§ Items stored from a collection:
'''

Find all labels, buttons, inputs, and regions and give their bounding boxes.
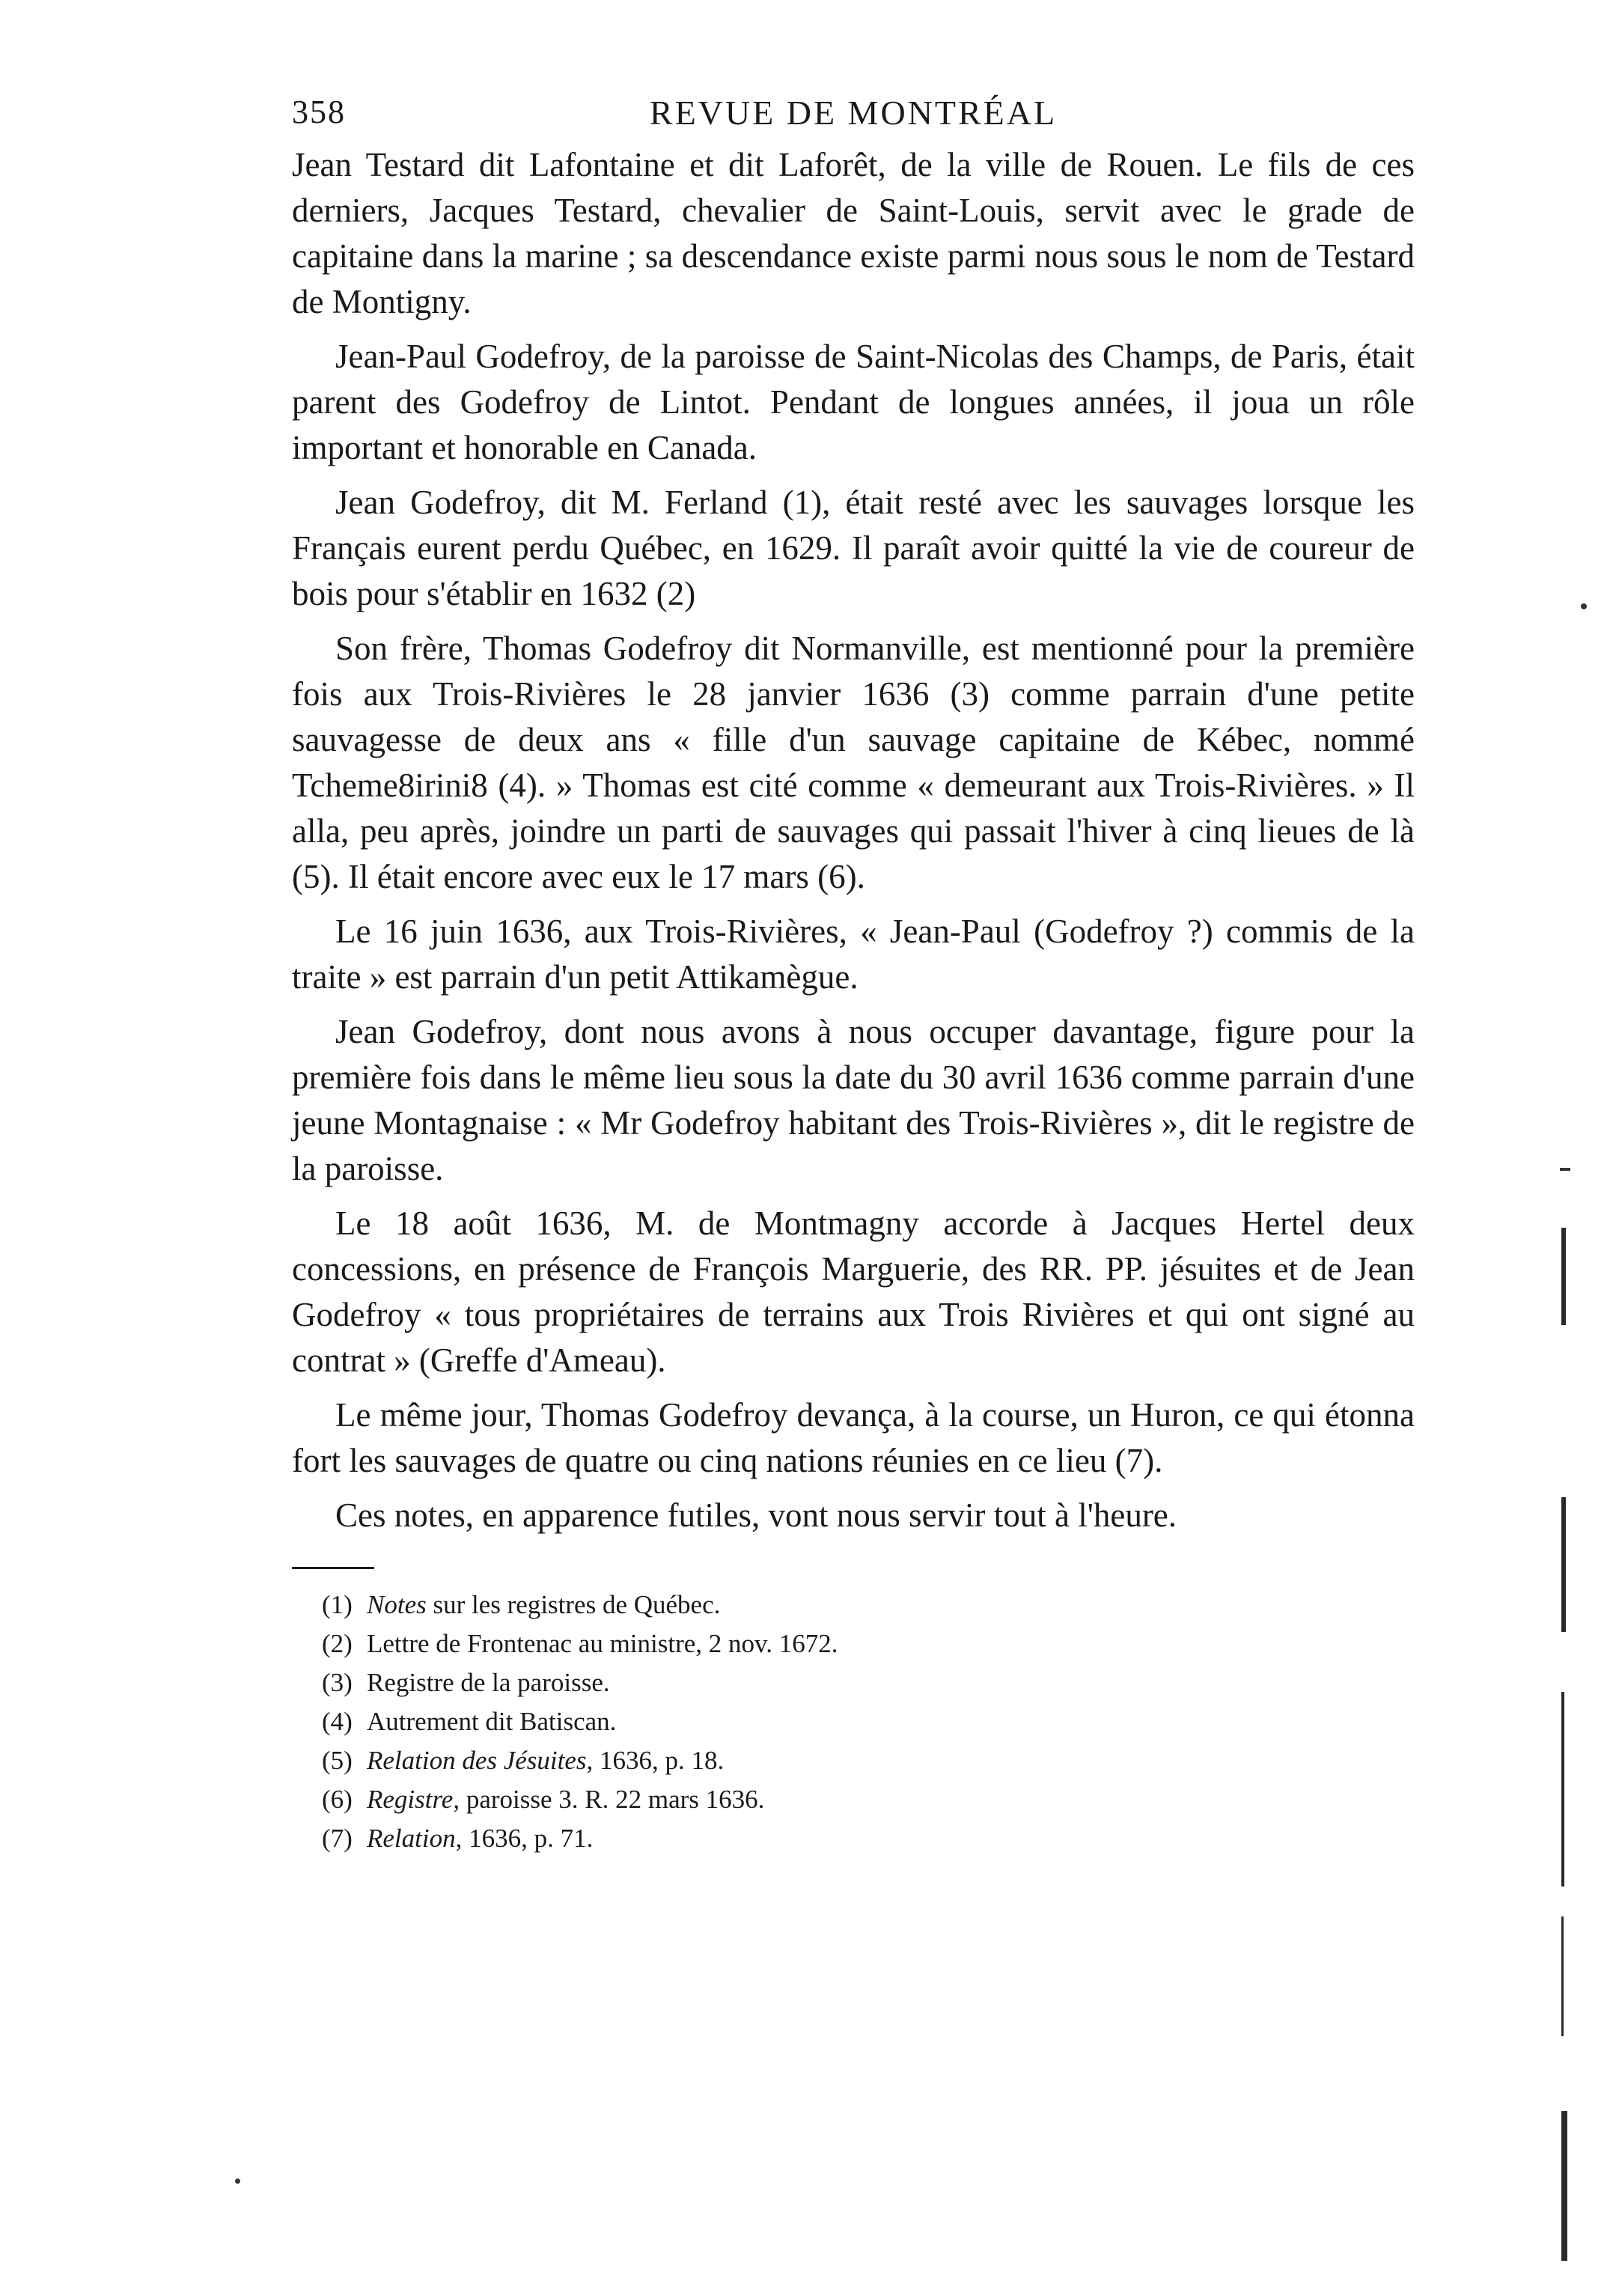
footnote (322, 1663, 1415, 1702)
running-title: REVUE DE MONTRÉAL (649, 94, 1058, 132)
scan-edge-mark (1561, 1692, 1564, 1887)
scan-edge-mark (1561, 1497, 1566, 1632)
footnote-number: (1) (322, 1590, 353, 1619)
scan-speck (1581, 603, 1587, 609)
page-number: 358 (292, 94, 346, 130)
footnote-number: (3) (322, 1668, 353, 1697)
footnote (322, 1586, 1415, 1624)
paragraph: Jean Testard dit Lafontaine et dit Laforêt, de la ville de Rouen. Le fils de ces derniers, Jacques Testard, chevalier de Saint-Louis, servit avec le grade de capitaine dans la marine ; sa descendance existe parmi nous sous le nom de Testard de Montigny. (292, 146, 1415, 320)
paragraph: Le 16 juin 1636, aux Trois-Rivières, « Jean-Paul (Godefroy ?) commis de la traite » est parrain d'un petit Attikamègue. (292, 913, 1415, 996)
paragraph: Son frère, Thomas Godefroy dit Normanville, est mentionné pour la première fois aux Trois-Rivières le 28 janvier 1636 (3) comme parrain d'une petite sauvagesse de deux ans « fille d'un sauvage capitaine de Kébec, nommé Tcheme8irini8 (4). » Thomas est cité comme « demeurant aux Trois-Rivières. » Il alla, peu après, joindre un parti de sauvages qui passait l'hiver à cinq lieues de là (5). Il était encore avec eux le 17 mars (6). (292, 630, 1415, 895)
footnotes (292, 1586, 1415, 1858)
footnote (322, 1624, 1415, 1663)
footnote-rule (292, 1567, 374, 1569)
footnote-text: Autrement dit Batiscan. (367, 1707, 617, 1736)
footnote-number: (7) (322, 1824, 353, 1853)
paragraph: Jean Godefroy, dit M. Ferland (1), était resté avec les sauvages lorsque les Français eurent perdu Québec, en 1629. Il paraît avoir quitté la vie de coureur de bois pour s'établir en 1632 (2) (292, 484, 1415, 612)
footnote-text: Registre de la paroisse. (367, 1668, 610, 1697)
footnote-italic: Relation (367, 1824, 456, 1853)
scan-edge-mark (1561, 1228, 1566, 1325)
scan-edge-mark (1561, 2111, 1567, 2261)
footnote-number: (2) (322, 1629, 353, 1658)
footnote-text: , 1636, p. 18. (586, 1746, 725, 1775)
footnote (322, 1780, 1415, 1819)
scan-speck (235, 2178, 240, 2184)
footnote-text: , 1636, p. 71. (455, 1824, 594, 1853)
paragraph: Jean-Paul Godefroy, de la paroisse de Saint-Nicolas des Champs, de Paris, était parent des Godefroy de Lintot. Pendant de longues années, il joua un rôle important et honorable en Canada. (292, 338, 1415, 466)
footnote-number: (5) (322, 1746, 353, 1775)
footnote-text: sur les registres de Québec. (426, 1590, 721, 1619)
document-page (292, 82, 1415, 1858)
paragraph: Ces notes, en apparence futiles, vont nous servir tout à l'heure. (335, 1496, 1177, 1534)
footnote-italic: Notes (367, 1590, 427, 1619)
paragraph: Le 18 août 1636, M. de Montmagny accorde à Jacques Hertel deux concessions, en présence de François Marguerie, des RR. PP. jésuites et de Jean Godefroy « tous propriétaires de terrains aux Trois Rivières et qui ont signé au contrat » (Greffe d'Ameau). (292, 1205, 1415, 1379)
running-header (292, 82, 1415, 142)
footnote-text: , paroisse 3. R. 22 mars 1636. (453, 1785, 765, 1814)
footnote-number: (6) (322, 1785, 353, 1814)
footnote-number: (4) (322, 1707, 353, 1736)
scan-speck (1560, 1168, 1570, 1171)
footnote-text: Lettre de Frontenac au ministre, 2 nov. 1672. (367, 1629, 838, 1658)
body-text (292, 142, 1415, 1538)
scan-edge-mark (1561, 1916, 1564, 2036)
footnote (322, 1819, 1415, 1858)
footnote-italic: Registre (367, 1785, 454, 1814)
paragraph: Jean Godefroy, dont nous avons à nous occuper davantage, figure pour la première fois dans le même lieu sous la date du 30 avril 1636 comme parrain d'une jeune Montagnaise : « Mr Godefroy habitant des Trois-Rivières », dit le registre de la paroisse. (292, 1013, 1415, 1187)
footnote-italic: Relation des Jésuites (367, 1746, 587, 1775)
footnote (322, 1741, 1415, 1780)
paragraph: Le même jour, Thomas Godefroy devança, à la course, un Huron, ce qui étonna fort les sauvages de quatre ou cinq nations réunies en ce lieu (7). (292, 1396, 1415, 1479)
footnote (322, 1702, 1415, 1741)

'''
'''

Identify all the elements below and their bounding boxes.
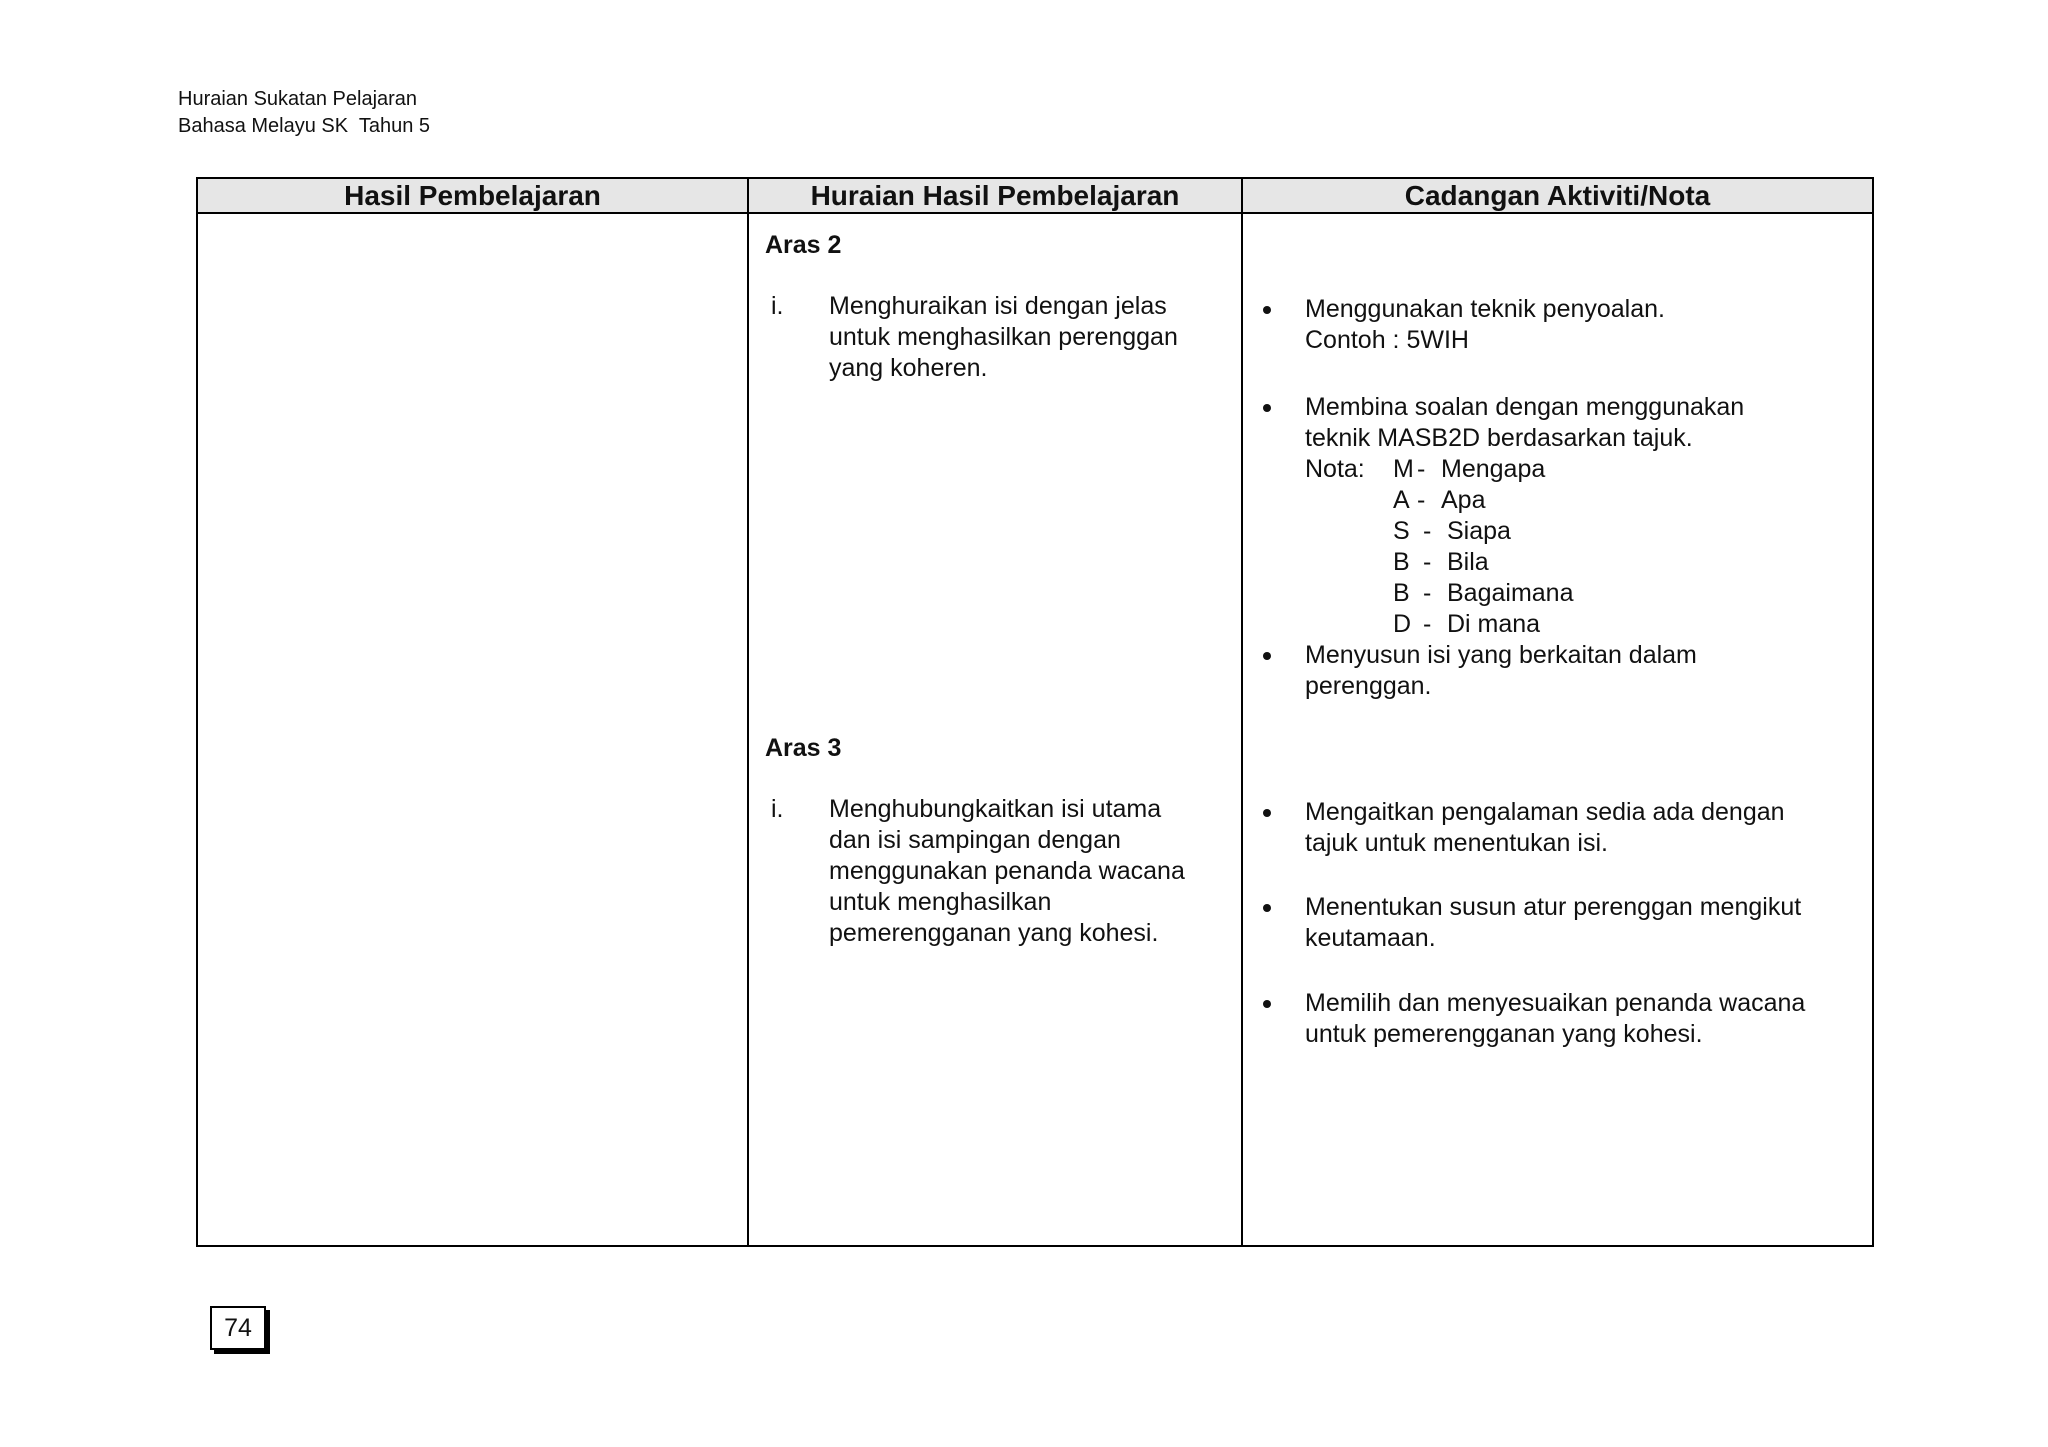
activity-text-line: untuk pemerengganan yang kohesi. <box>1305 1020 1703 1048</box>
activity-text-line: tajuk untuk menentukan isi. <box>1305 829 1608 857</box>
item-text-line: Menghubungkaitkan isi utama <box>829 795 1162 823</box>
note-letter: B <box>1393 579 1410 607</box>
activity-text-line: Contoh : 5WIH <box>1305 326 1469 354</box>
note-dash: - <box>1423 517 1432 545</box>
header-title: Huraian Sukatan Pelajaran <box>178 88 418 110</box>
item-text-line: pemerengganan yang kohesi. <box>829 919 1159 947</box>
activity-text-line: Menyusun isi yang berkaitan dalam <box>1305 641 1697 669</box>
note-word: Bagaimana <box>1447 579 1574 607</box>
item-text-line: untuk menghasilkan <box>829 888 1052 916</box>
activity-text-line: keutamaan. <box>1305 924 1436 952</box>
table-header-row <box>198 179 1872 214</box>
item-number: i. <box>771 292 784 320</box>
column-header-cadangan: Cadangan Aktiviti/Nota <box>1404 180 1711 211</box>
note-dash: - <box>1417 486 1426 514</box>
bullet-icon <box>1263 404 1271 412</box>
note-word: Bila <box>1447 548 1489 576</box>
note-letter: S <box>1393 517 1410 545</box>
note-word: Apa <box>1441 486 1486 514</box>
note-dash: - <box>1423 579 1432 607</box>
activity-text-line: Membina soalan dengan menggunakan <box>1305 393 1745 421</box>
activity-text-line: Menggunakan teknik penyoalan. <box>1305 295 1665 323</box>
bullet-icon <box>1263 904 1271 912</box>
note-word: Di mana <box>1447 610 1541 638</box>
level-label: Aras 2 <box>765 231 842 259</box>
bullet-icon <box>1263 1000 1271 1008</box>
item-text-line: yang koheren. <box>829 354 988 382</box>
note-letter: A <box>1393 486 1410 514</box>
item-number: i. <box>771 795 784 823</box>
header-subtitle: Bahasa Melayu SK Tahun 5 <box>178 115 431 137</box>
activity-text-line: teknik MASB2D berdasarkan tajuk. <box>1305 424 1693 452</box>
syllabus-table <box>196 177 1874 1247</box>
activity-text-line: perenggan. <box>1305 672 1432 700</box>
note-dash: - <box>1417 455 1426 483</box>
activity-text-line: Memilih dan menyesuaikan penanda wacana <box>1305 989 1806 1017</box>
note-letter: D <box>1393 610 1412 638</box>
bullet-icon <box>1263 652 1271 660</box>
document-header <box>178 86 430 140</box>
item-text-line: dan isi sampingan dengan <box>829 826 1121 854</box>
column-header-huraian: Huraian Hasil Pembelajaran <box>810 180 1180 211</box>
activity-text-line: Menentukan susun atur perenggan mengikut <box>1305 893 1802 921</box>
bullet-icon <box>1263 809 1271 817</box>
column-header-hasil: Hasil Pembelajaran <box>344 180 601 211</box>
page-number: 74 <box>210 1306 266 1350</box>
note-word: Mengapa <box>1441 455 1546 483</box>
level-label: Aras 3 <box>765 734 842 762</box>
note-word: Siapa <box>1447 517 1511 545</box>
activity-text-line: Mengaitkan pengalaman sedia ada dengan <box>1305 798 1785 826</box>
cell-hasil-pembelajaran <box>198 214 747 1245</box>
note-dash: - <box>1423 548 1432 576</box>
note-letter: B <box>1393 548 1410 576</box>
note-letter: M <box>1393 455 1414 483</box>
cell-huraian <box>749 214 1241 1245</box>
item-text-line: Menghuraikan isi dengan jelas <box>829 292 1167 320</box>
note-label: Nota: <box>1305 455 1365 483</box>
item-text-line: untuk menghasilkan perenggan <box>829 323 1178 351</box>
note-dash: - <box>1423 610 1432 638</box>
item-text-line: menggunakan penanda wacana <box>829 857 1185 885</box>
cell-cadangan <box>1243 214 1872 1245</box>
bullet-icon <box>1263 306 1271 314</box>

'''

§ WHAT YOU SHOULD DO: Select every line of the entries above that contains the word "edge".

§ FULL OUTPUT:
scan-edge-mark (1561, 1692, 1564, 1887)
scan-edge-mark (1561, 1497, 1566, 1632)
scan-edge-mark (1561, 1228, 1566, 1325)
scan-edge-mark (1561, 2111, 1567, 2261)
scan-edge-mark (1561, 1916, 1564, 2036)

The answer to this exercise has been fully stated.